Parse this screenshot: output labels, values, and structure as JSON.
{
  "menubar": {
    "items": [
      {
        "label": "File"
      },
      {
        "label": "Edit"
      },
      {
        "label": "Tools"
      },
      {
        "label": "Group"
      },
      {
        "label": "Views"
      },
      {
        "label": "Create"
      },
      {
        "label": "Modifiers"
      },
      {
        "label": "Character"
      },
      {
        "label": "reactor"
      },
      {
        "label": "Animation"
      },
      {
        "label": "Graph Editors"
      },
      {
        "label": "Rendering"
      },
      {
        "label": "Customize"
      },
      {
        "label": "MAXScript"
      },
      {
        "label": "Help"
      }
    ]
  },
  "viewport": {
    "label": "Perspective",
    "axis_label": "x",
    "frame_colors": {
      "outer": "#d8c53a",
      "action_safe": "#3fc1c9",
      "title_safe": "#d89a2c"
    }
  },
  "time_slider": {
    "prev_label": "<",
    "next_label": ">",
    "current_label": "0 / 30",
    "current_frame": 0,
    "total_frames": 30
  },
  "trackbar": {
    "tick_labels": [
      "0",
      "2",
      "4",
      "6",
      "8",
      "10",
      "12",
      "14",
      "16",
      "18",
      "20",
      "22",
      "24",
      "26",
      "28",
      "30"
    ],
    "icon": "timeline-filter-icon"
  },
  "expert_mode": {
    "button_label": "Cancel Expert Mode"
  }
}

════

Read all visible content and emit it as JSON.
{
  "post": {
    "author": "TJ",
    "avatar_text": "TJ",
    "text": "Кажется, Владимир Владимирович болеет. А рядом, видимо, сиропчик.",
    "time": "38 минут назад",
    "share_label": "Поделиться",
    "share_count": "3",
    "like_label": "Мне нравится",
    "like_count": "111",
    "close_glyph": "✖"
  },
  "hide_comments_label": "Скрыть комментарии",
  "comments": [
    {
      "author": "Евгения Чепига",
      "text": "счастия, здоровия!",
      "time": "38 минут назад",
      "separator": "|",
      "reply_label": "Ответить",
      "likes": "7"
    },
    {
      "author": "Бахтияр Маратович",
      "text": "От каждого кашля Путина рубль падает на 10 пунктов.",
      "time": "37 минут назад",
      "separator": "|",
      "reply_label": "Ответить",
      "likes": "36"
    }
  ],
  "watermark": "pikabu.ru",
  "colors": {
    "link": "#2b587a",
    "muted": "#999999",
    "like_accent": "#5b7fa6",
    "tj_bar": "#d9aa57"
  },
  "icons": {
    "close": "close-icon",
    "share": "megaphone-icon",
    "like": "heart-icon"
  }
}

════

*Task:* Pick out every line holding the string "назад" and return it.

*Exercise output:*
    "time": "38 минут назад",
      "time": "38 минут назад",
      "time": "37 минут назад",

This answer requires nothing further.